═══ DATA SECTION ═══
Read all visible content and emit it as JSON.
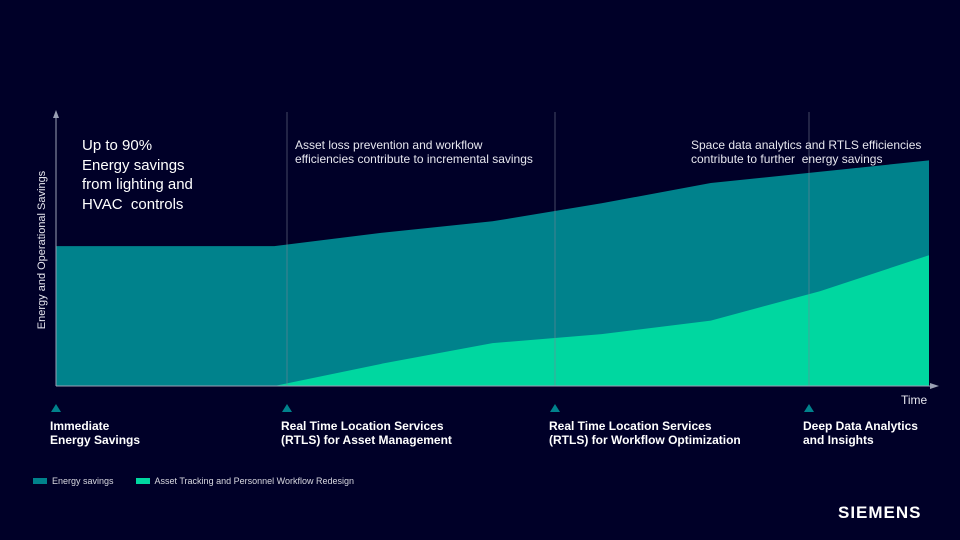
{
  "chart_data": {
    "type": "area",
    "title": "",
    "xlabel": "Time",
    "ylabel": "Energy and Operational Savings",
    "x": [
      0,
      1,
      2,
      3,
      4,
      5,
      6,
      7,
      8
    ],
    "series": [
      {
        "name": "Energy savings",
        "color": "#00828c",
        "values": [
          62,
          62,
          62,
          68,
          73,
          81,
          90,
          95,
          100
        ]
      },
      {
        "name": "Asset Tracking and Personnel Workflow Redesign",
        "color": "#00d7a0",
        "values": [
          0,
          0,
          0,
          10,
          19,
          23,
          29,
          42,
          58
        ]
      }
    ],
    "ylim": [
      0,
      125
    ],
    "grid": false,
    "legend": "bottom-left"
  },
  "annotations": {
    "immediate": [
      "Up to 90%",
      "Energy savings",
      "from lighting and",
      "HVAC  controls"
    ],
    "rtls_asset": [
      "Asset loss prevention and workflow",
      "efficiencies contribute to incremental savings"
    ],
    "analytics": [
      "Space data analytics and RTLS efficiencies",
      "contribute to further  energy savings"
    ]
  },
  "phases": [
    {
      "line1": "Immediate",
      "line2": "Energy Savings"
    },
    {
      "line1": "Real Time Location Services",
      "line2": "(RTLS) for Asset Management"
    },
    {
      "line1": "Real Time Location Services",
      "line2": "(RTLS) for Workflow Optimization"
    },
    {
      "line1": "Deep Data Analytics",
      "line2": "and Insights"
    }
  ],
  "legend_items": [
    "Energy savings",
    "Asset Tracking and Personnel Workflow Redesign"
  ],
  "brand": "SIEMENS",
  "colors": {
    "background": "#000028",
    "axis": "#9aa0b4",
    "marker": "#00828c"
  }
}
═══
═══ DATA SECTION ═══
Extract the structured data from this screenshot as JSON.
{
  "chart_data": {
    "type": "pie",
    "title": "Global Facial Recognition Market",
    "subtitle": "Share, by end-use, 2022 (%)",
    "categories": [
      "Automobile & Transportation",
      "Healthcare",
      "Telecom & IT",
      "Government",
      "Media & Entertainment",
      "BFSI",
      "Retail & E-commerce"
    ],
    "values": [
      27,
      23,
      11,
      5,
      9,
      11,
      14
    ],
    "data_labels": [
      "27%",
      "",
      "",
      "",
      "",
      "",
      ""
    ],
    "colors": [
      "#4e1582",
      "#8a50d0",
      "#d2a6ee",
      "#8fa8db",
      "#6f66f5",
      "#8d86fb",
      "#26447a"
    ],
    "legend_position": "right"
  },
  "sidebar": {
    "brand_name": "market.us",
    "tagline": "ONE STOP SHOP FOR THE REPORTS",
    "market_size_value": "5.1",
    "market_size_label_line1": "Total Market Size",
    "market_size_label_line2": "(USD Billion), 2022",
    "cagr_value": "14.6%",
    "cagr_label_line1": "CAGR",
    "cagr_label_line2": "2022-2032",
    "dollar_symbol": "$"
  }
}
═══
PROMPT:
Report the number of lines that contain "contribute", with no other words.

EXERCISE SOLUTION:
2